> **GIVEN INSTRUCTION**
Can you give all the records again without altering a single character?

Rows from a dataset:
□ □ □ □ □

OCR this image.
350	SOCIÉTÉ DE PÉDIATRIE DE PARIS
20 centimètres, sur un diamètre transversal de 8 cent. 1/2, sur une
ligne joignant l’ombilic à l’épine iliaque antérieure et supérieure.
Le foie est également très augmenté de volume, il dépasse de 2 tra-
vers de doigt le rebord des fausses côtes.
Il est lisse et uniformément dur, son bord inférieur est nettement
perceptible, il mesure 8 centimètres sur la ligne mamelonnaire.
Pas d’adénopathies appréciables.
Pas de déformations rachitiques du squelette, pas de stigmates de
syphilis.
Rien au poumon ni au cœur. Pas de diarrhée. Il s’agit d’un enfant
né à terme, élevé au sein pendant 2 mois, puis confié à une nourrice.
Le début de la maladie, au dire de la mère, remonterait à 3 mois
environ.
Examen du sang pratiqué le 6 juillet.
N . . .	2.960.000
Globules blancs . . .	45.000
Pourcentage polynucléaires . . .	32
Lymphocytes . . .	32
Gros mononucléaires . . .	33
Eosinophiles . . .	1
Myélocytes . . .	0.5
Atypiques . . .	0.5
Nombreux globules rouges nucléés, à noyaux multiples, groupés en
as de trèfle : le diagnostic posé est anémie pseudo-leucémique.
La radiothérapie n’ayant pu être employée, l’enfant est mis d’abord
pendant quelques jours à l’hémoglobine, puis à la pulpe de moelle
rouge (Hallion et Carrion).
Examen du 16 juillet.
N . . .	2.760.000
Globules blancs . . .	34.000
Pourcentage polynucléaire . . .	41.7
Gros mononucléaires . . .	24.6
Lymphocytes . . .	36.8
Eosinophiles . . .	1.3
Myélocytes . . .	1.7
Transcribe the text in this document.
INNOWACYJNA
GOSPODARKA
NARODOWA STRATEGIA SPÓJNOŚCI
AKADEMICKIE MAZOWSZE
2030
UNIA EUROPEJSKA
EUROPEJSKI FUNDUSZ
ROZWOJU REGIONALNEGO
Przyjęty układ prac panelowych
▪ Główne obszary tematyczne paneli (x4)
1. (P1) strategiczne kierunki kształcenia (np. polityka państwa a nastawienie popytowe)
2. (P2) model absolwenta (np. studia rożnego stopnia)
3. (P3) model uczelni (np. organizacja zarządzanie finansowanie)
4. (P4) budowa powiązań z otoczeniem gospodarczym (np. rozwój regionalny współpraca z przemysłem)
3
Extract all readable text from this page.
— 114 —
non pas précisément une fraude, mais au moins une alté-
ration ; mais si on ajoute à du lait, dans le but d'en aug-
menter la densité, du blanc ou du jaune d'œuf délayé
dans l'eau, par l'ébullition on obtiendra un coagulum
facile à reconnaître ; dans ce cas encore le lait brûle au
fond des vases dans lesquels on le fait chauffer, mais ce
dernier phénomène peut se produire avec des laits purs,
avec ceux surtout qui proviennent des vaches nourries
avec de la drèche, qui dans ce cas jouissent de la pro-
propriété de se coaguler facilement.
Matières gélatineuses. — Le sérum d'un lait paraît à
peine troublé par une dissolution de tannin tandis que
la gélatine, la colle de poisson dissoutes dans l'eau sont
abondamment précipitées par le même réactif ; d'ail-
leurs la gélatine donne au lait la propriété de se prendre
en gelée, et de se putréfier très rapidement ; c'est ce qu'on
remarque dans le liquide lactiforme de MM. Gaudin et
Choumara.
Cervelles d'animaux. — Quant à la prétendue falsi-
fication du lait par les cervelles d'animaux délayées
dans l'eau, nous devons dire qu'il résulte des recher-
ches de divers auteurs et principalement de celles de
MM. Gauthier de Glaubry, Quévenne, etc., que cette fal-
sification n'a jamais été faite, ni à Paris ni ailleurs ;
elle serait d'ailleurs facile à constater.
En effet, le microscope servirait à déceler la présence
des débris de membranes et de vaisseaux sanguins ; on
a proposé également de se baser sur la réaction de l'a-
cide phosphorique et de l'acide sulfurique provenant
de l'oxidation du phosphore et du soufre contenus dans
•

□ □ □ □ □

> **SOLUTION TO THIS TASK**
OCR this image.
350	SOCIÉTÉ DE PÉDIATRIE DE PARIS
20 centimètres, sur un diamètre transversal de 8 cent. 1/2, sur une
ligne joignant l’ombilic à l’épine iliaque antérieure et supérieure.
Le foie est également très augmenté de volume, il dépasse de 2 tra-
vers de doigt le rebord des fausses côtes.
Il est lisse et uniformément dur, son bord inférieur est nettement
perceptible, il mesure 8 centimètres sur la ligne mamelonnaire.
Pas d’adénopathies appréciables.
Pas de déformations rachitiques du squelette, pas de stigmates de
syphilis.
Rien au poumon ni au cœur. Pas de diarrhée. Il s’agit d’un enfant
né à terme, élevé au sein pendant 2 mois, puis confié à une nourrice.
Le début de la maladie, au dire de la mère, remonterait à 3 mois
environ.
Examen du sang pratiqué le 6 juillet.
N . . .	2.960.000
Globules blancs . . .	45.000
Pourcentage polynucléaires . . .	32
Lymphocytes . . .	32
Gros mononucléaires . . .	33
Eosinophiles . . .	1
Myélocytes . . .	0.5
Atypiques . . .	0.5
Nombreux globules rouges nucléés, à noyaux multiples, groupés en
as de trèfle : le diagnostic posé est anémie pseudo-leucémique.
La radiothérapie n’ayant pu être employée, l’enfant est mis d’abord
pendant quelques jours à l’hémoglobine, puis à la pulpe de moelle
rouge (Hallion et Carrion).
Examen du 16 juillet.
N . . .	2.760.000
Globules blancs . . .	34.000
Pourcentage polynucléaire . . .	41.7
Gros mononucléaires . . .	24.6
Lymphocytes . . .	36.8
Eosinophiles . . .	1.3
Myélocytes . . .	1.7
Transcribe the text in this document.
INNOWACYJNA
GOSPODARKA
NARODOWA STRATEGIA SPÓJNOŚCI
AKADEMICKIE MAZOWSZE
2030
UNIA EUROPEJSKA
EUROPEJSKI FUNDUSZ
ROZWOJU REGIONALNEGO
Przyjęty układ prac panelowych
▪ Główne obszary tematyczne paneli (x4)
1. (P1) strategiczne kierunki kształcenia (np. polityka państwa a nastawienie popytowe)
2. (P2) model absolwenta (np. studia rożnego stopnia)
3. (P3) model uczelni (np. organizacja zarządzanie finansowanie)
4. (P4) budowa powiązań z otoczeniem gospodarczym (np. rozwój regionalny współpraca z przemysłem)
3
Extract all readable text from this page.
— 114 —
non pas précisément une fraude, mais au moins une alté-
ration ; mais si on ajoute à du lait, dans le but d'en aug-
menter la densité, du blanc ou du jaune d'œuf délayé
dans l'eau, par l'ébullition on obtiendra un coagulum
facile à reconnaître ; dans ce cas encore le lait brûle au
fond des vases dans lesquels on le fait chauffer, mais ce
dernier phénomène peut se produire avec des laits purs,
avec ceux surtout qui proviennent des vaches nourries
avec de la drèche, qui dans ce cas jouissent de la pro-
propriété de se coaguler facilement.
Matières gélatineuses. — Le sérum d'un lait paraît à
peine troublé par une dissolution de tannin tandis que
la gélatine, la colle de poisson dissoutes dans l'eau sont
abondamment précipitées par le même réactif ; d'ail-
leurs la gélatine donne au lait la propriété de se prendre
en gelée, et de se putréfier très rapidement ; c'est ce qu'on
remarque dans le liquide lactiforme de MM. Gaudin et
Choumara.
Cervelles d'animaux. — Quant à la prétendue falsi-
fication du lait par les cervelles d'animaux délayées
dans l'eau, nous devons dire qu'il résulte des recher-
ches de divers auteurs et principalement de celles de
MM. Gauthier de Glaubry, Quévenne, etc., que cette fal-
sification n'a jamais été faite, ni à Paris ni ailleurs ;
elle serait d'ailleurs facile à constater.
En effet, le microscope servirait à déceler la présence
des débris de membranes et de vaisseaux sanguins ; on
a proposé également de se baser sur la réaction de l'a-
cide phosphorique et de l'acide sulfurique provenant
de l'oxidation du phosphore et du soufre contenus dans
•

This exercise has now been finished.